**What the exercise asks:** Copy out each line that has "date" in it.

— start of Task input —

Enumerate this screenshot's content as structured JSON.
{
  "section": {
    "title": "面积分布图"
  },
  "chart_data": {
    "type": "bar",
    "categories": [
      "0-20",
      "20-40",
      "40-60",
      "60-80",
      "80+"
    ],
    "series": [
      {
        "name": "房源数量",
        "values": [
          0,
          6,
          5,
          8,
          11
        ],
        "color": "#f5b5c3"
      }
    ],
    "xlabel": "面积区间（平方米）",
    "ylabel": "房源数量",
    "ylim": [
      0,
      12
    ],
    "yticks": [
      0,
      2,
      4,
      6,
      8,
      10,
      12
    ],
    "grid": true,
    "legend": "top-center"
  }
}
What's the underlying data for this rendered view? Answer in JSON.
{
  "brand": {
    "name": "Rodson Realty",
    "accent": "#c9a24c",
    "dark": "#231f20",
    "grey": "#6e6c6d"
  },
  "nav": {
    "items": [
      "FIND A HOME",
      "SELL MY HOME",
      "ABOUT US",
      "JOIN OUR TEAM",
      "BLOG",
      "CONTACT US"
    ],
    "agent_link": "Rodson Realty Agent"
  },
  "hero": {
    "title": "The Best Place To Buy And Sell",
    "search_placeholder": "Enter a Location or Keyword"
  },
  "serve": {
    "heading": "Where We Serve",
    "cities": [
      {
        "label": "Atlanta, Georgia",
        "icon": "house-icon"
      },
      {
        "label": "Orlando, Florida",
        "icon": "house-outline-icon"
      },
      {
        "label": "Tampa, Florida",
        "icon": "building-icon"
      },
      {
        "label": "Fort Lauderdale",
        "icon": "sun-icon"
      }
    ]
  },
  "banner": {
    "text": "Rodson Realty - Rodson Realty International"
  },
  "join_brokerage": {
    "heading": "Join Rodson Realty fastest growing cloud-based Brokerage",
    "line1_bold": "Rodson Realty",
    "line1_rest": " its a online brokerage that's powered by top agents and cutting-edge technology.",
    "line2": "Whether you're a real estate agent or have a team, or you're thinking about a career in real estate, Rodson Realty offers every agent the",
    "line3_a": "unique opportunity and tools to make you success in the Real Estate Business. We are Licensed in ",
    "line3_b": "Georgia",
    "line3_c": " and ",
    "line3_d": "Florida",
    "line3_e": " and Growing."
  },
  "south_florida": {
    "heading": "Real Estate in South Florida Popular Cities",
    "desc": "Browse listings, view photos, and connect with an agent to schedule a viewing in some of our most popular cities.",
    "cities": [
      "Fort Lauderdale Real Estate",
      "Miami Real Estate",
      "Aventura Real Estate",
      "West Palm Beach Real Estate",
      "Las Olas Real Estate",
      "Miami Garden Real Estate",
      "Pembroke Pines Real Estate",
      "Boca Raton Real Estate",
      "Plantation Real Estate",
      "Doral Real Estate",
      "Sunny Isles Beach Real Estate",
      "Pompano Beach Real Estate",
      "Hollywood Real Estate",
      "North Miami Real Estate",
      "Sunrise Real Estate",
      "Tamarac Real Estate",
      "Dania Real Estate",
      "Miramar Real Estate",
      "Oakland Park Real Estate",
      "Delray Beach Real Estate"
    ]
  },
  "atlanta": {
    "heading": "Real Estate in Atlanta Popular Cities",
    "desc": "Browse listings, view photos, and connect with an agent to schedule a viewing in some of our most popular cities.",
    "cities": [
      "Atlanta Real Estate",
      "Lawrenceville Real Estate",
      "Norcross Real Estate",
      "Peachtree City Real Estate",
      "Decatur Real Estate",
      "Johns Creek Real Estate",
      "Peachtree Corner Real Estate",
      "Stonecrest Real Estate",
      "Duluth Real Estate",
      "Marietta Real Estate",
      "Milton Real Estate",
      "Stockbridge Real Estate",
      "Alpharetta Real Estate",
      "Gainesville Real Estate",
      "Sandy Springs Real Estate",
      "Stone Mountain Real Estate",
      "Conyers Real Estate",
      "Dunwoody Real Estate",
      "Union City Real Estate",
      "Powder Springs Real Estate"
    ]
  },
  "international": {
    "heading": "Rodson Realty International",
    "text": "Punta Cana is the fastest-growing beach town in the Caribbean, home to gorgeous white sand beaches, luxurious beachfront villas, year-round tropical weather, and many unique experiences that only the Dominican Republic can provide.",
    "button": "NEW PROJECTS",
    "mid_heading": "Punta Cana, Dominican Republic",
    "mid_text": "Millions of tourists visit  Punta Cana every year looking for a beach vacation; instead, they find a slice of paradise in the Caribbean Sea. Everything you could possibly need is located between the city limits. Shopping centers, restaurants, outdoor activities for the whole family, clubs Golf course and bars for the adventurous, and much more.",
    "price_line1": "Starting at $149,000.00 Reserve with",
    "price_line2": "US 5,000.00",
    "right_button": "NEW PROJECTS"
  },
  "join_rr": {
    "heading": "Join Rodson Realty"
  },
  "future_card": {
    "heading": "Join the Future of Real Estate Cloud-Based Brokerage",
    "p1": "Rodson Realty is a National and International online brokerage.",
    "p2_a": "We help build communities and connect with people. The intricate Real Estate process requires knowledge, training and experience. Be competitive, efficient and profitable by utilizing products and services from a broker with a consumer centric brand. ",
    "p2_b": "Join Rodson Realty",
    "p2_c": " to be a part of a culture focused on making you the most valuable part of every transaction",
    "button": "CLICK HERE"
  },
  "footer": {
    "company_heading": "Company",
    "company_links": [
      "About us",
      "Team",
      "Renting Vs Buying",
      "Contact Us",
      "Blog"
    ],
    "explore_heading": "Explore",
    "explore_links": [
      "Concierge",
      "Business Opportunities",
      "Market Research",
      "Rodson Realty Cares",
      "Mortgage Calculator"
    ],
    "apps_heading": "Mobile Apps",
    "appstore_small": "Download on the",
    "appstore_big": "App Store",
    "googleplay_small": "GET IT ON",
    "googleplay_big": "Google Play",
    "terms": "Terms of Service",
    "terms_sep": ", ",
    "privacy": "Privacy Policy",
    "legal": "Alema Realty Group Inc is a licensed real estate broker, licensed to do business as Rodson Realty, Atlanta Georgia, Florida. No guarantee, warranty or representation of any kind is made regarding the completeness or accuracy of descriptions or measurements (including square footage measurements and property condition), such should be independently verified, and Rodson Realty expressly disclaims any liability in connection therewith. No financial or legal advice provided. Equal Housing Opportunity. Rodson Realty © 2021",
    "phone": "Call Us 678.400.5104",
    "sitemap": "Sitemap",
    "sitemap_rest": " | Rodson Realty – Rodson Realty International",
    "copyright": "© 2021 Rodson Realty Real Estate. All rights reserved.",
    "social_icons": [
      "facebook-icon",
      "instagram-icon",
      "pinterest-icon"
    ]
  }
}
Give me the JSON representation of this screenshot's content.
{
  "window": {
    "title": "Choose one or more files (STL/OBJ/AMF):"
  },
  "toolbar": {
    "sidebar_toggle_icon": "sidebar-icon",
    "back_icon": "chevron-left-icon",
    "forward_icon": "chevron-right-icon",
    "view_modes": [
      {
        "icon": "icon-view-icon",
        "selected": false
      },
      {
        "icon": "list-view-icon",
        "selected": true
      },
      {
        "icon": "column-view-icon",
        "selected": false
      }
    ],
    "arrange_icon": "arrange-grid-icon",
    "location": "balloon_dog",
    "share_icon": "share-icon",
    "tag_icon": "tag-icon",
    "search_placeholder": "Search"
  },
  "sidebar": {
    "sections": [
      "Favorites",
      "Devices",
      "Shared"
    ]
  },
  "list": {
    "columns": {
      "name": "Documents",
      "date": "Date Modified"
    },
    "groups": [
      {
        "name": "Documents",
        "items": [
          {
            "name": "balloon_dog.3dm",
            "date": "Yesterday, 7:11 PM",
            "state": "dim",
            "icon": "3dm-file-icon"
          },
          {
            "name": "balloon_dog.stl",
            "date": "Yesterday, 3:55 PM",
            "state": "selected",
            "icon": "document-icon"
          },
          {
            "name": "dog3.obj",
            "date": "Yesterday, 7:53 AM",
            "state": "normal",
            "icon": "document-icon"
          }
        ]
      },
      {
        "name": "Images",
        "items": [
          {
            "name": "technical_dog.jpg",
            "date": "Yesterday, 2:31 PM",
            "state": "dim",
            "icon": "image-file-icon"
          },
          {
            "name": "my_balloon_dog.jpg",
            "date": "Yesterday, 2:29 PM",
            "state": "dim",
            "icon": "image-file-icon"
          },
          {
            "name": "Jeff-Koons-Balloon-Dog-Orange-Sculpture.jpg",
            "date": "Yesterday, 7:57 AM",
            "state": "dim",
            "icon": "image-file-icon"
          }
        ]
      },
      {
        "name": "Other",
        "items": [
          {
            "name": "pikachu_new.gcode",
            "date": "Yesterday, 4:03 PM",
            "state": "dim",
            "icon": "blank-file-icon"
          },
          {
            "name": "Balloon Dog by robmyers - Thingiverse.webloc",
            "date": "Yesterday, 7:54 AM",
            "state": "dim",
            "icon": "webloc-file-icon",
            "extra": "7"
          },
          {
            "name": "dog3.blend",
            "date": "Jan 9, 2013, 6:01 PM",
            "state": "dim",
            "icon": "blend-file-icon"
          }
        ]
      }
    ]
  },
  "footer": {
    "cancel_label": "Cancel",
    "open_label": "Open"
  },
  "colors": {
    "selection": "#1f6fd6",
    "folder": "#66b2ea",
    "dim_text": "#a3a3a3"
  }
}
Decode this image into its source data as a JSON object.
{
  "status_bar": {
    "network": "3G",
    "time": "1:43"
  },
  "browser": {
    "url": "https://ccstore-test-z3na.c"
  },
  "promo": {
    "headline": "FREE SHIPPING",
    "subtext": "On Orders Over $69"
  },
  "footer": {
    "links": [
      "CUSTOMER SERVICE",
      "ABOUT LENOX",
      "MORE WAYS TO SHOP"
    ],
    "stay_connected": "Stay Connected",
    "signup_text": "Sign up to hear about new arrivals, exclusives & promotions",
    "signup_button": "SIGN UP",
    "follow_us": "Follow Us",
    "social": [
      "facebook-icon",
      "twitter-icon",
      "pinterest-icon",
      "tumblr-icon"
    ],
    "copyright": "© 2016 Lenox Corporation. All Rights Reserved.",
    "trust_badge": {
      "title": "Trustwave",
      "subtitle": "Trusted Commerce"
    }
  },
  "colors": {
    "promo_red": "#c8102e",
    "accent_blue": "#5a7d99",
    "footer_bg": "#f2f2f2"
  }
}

— end of Task input —

**Result below:**
      "date": "Date Modified"
            "date": "Yesterday, 7:11 PM",
            "date": "Yesterday, 3:55 PM",
            "date": "Yesterday, 7:53 AM",
            "date": "Yesterday, 2:31 PM",
            "date": "Yesterday, 2:29 PM",
            "date": "Yesterday, 7:57 AM",
            "date": "Yesterday, 4:03 PM",
            "date": "Yesterday, 7:54 AM",
            "date": "Jan 9, 2013, 6:01 PM",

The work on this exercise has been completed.